> _CHALLENGE_: Please retype the data in full and exactly; the pictures are not part of the copy.

> _RECORD EXCERPTS_:
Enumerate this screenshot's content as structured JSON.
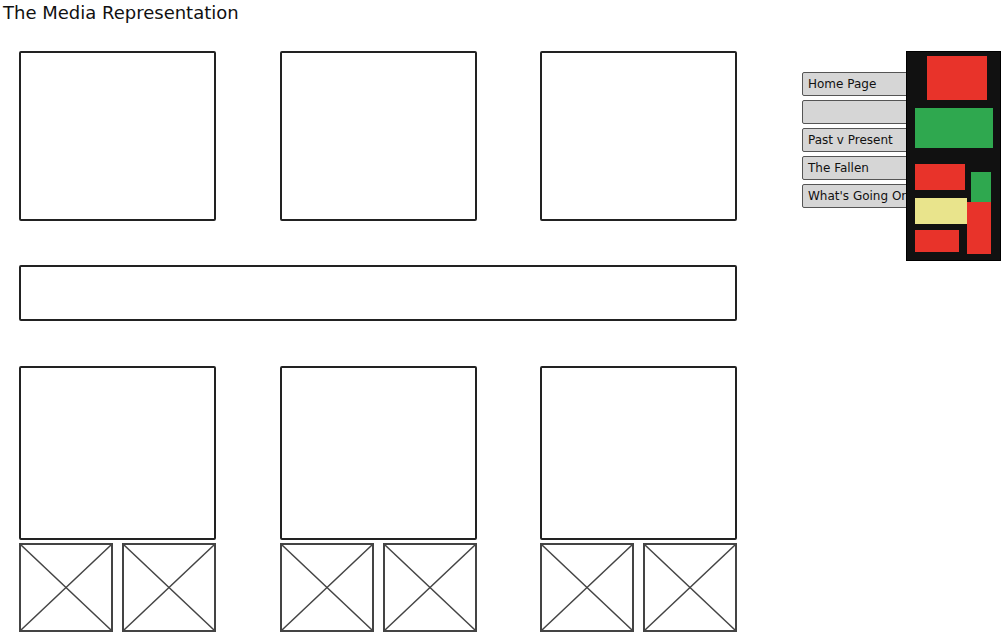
{
  "title": "The Media Representation",
  "nav": [
    {
      "label": "Home Page"
    },
    {
      "label": ""
    },
    {
      "label": "Past v Present"
    },
    {
      "label": "The Fallen"
    },
    {
      "label": "What's Going On"
    }
  ]
}
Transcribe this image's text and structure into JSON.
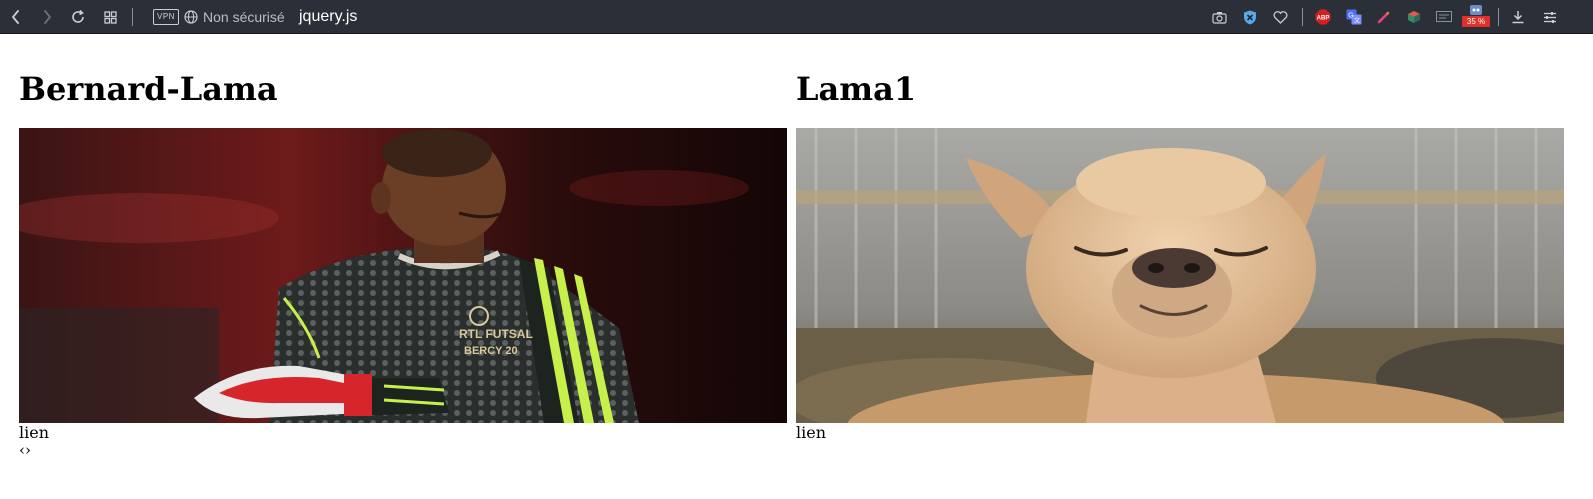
{
  "browser": {
    "vpn_label": "VPN",
    "security_text": "Non sécurisé",
    "url": "jquery.js",
    "badge_text": "35 %"
  },
  "cards": [
    {
      "title": "Bernard-Lama",
      "link_label": "lien"
    },
    {
      "title": "Lama1",
      "link_label": "lien"
    }
  ],
  "slider": {
    "arrows": "‹›"
  }
}
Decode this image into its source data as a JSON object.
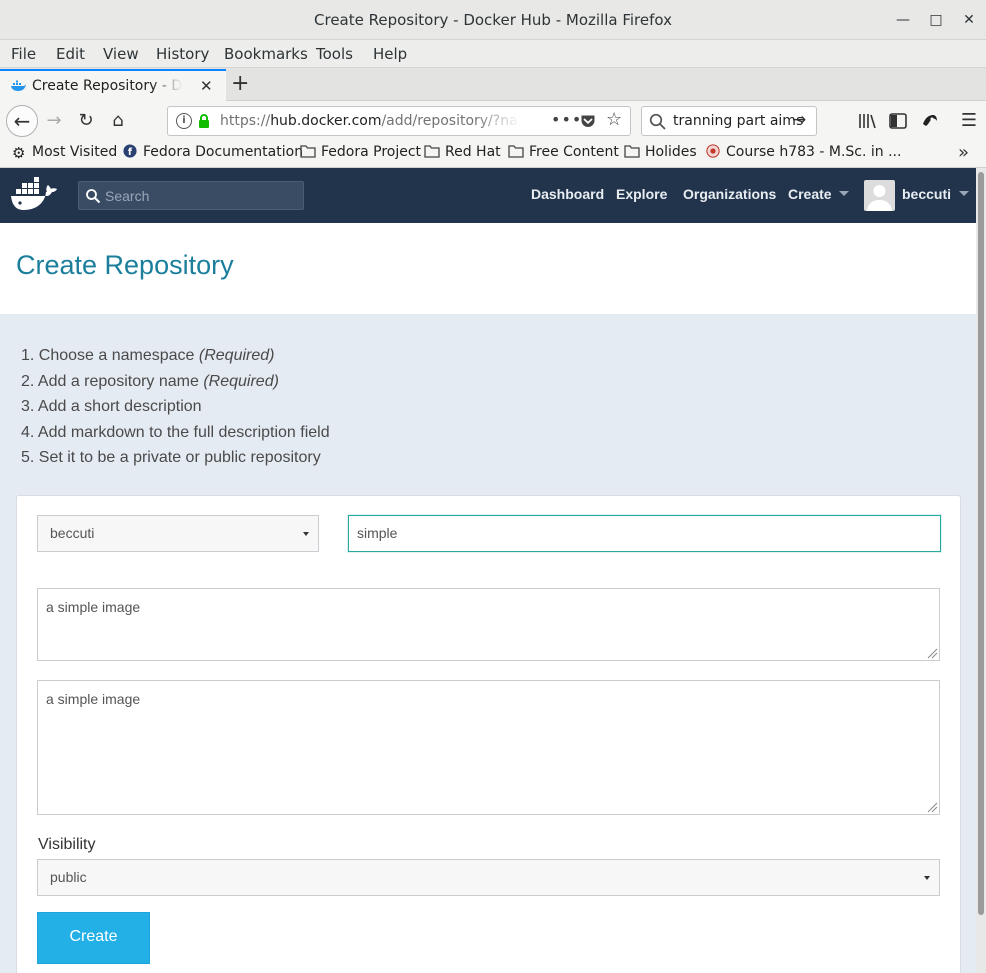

> _WRITTEN ANSWER_:
Enumerate this screenshot's content as structured JSON.
{
  "title": "The Media Representation",
  "nav": [
    {
      "label": "Home Page"
    },
    {
      "label": ""
    },
    {
      "label": "Past v Present"
    },
    {
      "label": "The Fallen"
    },
    {
      "label": "What's Going On"
    }
  ]
}
Transcribe this image's text and structure into JSON.
{
  "browser": {
    "vpn_label": "VPN",
    "security_text": "Non sécurisé",
    "url": "jquery.js",
    "badge_text": "35 %"
  },
  "cards": [
    {
      "title": "Bernard-Lama",
      "link_label": "lien"
    },
    {
      "title": "Lama1",
      "link_label": "lien"
    }
  ],
  "slider": {
    "arrows": "‹›"
  }
}
Decode this image into its source data as a JSON object.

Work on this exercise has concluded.